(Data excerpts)

━━━━━━

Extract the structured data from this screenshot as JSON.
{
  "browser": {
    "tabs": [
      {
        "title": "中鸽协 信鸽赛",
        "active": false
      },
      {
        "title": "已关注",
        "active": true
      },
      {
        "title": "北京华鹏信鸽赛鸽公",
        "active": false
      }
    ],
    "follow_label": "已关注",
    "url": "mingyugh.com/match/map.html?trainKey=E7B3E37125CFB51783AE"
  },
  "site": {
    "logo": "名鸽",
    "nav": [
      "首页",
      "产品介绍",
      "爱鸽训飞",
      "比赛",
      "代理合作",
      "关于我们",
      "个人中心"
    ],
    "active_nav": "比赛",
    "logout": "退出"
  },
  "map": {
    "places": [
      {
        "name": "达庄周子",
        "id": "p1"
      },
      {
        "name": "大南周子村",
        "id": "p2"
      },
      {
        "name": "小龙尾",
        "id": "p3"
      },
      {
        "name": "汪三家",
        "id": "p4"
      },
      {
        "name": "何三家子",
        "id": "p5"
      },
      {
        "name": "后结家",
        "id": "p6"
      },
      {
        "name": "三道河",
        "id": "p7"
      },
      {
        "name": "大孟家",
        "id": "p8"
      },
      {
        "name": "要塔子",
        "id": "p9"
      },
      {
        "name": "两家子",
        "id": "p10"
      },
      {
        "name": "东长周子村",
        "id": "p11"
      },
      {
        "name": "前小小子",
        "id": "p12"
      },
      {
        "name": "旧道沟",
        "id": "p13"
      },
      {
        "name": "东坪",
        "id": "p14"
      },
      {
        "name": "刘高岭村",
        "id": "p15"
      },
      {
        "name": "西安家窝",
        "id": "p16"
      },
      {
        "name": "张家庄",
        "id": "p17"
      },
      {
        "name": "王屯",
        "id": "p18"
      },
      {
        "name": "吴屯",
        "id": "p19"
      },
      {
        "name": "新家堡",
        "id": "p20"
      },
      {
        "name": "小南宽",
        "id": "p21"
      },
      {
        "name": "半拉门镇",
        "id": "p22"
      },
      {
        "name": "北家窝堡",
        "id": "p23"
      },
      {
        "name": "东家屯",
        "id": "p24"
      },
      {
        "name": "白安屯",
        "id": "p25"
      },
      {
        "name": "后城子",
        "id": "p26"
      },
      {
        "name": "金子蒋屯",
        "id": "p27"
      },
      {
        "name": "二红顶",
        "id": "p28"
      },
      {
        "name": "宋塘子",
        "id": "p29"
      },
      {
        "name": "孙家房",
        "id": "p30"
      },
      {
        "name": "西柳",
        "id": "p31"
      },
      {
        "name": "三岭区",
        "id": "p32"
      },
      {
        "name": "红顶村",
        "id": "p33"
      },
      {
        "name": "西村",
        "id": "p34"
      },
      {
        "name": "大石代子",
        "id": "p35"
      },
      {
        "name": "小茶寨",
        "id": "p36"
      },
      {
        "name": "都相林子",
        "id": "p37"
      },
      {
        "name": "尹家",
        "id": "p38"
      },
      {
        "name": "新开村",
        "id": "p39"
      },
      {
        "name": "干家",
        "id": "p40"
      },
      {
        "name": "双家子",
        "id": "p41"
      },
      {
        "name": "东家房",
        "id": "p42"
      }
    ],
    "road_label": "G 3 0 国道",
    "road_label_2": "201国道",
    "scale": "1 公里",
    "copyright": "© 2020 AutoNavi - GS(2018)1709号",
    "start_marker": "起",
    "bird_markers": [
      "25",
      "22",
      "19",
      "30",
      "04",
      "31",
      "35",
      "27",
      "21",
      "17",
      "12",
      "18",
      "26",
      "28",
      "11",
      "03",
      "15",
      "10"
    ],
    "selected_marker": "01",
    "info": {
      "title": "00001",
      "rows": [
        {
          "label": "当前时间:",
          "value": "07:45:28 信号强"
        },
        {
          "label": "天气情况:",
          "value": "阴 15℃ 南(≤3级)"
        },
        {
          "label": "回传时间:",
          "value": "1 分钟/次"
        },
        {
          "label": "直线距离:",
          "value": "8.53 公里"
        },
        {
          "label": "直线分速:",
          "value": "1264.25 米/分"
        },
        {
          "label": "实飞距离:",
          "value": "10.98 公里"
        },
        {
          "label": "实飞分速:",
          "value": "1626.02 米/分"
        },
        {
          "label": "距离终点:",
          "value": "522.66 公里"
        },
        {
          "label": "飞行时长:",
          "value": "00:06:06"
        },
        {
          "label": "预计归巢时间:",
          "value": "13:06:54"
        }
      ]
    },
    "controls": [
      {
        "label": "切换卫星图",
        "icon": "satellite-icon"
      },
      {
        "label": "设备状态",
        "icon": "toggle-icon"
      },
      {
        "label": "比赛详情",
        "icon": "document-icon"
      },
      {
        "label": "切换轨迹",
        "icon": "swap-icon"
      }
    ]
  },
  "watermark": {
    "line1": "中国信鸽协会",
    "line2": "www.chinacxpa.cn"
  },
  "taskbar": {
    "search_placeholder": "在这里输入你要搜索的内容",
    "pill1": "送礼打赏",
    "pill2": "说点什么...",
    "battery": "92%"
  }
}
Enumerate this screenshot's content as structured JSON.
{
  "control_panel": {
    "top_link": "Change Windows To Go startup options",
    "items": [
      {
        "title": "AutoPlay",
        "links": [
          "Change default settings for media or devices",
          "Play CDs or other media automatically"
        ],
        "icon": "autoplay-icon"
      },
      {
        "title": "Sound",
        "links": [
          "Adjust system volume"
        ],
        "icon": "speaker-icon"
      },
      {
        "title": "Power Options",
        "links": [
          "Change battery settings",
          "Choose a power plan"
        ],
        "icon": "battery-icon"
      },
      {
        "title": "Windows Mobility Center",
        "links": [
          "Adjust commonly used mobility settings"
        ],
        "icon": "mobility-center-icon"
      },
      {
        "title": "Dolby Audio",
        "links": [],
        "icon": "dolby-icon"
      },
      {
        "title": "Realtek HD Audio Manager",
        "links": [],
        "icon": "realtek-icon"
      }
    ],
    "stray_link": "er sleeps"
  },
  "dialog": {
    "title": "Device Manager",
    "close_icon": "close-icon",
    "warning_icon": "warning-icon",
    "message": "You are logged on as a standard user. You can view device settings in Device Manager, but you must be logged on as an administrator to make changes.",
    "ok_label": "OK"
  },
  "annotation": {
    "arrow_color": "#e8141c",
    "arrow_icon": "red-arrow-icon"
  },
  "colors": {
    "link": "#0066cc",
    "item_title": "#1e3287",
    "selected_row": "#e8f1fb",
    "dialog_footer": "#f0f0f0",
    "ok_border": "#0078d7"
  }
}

━━━━━━

Pull out every line of the entries that includes the word "Adjust".

* Full output
          "Adjust system volume"
          "Adjust commonly used mobility settings"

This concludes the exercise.